[START OF Input records]

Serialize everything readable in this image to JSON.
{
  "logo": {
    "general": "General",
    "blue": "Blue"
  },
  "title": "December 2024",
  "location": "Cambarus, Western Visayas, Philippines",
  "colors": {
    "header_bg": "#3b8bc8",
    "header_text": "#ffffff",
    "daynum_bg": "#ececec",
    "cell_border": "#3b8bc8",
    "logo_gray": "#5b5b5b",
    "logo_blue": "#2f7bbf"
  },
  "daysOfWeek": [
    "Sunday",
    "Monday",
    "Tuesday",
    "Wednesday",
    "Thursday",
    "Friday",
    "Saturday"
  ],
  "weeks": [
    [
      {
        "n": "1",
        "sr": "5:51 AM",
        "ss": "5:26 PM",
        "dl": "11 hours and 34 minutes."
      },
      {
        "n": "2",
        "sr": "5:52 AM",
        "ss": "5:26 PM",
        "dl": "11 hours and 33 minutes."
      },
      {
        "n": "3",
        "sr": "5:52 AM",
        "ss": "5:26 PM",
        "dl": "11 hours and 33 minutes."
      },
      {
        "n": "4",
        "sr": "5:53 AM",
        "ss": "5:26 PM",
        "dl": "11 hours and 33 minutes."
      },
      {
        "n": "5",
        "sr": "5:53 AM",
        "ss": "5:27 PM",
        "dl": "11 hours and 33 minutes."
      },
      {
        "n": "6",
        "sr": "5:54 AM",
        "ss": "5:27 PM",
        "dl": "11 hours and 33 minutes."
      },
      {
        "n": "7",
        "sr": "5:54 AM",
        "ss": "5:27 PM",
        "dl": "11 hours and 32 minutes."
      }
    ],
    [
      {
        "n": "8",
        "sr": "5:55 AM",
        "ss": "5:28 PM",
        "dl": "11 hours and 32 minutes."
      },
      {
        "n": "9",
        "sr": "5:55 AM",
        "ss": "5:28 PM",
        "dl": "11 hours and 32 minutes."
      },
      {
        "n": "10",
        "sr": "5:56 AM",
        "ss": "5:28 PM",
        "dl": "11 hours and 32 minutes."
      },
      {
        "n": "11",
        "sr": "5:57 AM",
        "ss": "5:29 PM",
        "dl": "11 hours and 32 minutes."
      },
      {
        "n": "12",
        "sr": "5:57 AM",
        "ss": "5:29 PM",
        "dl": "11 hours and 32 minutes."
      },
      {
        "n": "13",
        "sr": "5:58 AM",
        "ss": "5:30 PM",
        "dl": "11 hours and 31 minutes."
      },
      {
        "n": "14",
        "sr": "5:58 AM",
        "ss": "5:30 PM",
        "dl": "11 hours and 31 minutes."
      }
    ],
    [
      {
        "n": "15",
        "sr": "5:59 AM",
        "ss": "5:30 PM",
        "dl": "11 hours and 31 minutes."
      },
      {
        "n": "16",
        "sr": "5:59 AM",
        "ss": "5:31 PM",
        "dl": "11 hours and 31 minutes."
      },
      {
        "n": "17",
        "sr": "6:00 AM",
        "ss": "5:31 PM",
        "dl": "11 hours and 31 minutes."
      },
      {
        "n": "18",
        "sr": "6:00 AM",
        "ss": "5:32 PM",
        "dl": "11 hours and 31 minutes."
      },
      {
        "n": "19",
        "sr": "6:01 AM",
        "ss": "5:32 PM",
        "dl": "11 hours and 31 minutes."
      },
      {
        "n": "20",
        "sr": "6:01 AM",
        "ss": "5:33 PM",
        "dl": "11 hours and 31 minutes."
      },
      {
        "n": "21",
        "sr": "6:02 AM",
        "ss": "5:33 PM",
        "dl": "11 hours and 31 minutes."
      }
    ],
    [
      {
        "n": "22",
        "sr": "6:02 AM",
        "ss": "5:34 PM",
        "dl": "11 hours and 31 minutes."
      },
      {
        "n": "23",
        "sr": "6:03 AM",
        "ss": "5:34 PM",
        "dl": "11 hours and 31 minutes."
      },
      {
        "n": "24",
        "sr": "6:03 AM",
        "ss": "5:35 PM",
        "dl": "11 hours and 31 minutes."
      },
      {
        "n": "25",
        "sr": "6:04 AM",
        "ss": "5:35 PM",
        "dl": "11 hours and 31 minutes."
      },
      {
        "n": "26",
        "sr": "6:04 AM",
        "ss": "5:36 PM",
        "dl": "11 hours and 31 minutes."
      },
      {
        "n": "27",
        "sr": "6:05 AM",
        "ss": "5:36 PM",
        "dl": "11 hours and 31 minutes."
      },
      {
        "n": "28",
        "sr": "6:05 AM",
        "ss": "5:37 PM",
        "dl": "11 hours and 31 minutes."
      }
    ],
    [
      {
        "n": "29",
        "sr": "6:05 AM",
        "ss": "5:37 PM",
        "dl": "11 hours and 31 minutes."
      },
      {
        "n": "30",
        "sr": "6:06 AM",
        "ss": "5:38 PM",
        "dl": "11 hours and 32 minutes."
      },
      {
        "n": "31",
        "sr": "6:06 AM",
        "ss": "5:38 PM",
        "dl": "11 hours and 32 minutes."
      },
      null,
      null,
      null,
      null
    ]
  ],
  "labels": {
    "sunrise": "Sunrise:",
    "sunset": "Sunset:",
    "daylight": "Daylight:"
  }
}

[END OF Input records]

Exercise goal: Return every entry verbatim.

Task response:
Serialize everything readable in this image to JSON.
{
  "logo": {
    "general": "General",
    "blue": "Blue"
  },
  "title": "December 2024",
  "location": "Cambarus, Western Visayas, Philippines",
  "colors": {
    "header_bg": "#3b8bc8",
    "header_text": "#ffffff",
    "daynum_bg": "#ececec",
    "cell_border": "#3b8bc8",
    "logo_gray": "#5b5b5b",
    "logo_blue": "#2f7bbf"
  },
  "daysOfWeek": [
    "Sunday",
    "Monday",
    "Tuesday",
    "Wednesday",
    "Thursday",
    "Friday",
    "Saturday"
  ],
  "weeks": [
    [
      {
        "n": "1",
        "sr": "5:51 AM",
        "ss": "5:26 PM",
        "dl": "11 hours and 34 minutes."
      },
      {
        "n": "2",
        "sr": "5:52 AM",
        "ss": "5:26 PM",
        "dl": "11 hours and 33 minutes."
      },
      {
        "n": "3",
        "sr": "5:52 AM",
        "ss": "5:26 PM",
        "dl": "11 hours and 33 minutes."
      },
      {
        "n": "4",
        "sr": "5:53 AM",
        "ss": "5:26 PM",
        "dl": "11 hours and 33 minutes."
      },
      {
        "n": "5",
        "sr": "5:53 AM",
        "ss": "5:27 PM",
        "dl": "11 hours and 33 minutes."
      },
      {
        "n": "6",
        "sr": "5:54 AM",
        "ss": "5:27 PM",
        "dl": "11 hours and 33 minutes."
      },
      {
        "n": "7",
        "sr": "5:54 AM",
        "ss": "5:27 PM",
        "dl": "11 hours and 32 minutes."
      }
    ],
    [
      {
        "n": "8",
        "sr": "5:55 AM",
        "ss": "5:28 PM",
        "dl": "11 hours and 32 minutes."
      },
      {
        "n": "9",
        "sr": "5:55 AM",
        "ss": "5:28 PM",
        "dl": "11 hours and 32 minutes."
      },
      {
        "n": "10",
        "sr": "5:56 AM",
        "ss": "5:28 PM",
        "dl": "11 hours and 32 minutes."
      },
      {
        "n": "11",
        "sr": "5:57 AM",
        "ss": "5:29 PM",
        "dl": "11 hours and 32 minutes."
      },
      {
        "n": "12",
        "sr": "5:57 AM",
        "ss": "5:29 PM",
        "dl": "11 hours and 32 minutes."
      },
      {
        "n": "13",
        "sr": "5:58 AM",
        "ss": "5:30 PM",
        "dl": "11 hours and 31 minutes."
      },
      {
        "n": "14",
        "sr": "5:58 AM",
        "ss": "5:30 PM",
        "dl": "11 hours and 31 minutes."
      }
    ],
    [
      {
        "n": "15",
        "sr": "5:59 AM",
        "ss": "5:30 PM",
        "dl": "11 hours and 31 minutes."
      },
      {
        "n": "16",
        "sr": "5:59 AM",
        "ss": "5:31 PM",
        "dl": "11 hours and 31 minutes."
      },
      {
        "n": "17",
        "sr": "6:00 AM",
        "ss": "5:31 PM",
        "dl": "11 hours and 31 minutes."
      },
      {
        "n": "18",
        "sr": "6:00 AM",
        "ss": "5:32 PM",
        "dl": "11 hours and 31 minutes."
      },
      {
        "n": "19",
        "sr": "6:01 AM",
        "ss": "5:32 PM",
        "dl": "11 hours and 31 minutes."
      },
      {
        "n": "20",
        "sr": "6:01 AM",
        "ss": "5:33 PM",
        "dl": "11 hours and 31 minutes."
      },
      {
        "n": "21",
        "sr": "6:02 AM",
        "ss": "5:33 PM",
        "dl": "11 hours and 31 minutes."
      }
    ],
    [
      {
        "n": "22",
        "sr": "6:02 AM",
        "ss": "5:34 PM",
        "dl": "11 hours and 31 minutes."
      },
      {
        "n": "23",
        "sr": "6:03 AM",
        "ss": "5:34 PM",
        "dl": "11 hours and 31 minutes."
      },
      {
        "n": "24",
        "sr": "6:03 AM",
        "ss": "5:35 PM",
        "dl": "11 hours and 31 minutes."
      },
      {
        "n": "25",
        "sr": "6:04 AM",
        "ss": "5:35 PM",
        "dl": "11 hours and 31 minutes."
      },
      {
        "n": "26",
        "sr": "6:04 AM",
        "ss": "5:36 PM",
        "dl": "11 hours and 31 minutes."
      },
      {
        "n": "27",
        "sr": "6:05 AM",
        "ss": "5:36 PM",
        "dl": "11 hours and 31 minutes."
      },
      {
        "n": "28",
        "sr": "6:05 AM",
        "ss": "5:37 PM",
        "dl": "11 hours and 31 minutes."
      }
    ],
    [
      {
        "n": "29",
        "sr": "6:05 AM",
        "ss": "5:37 PM",
        "dl": "11 hours and 31 minutes."
      },
      {
        "n": "30",
        "sr": "6:06 AM",
        "ss": "5:38 PM",
        "dl": "11 hours and 32 minutes."
      },
      {
        "n": "31",
        "sr": "6:06 AM",
        "ss": "5:38 PM",
        "dl": "11 hours and 32 minutes."
      },
      null,
      null,
      null,
      null
    ]
  ],
  "labels": {
    "sunrise": "Sunrise:",
    "sunset": "Sunset:",
    "daylight": "Daylight:"
  }
}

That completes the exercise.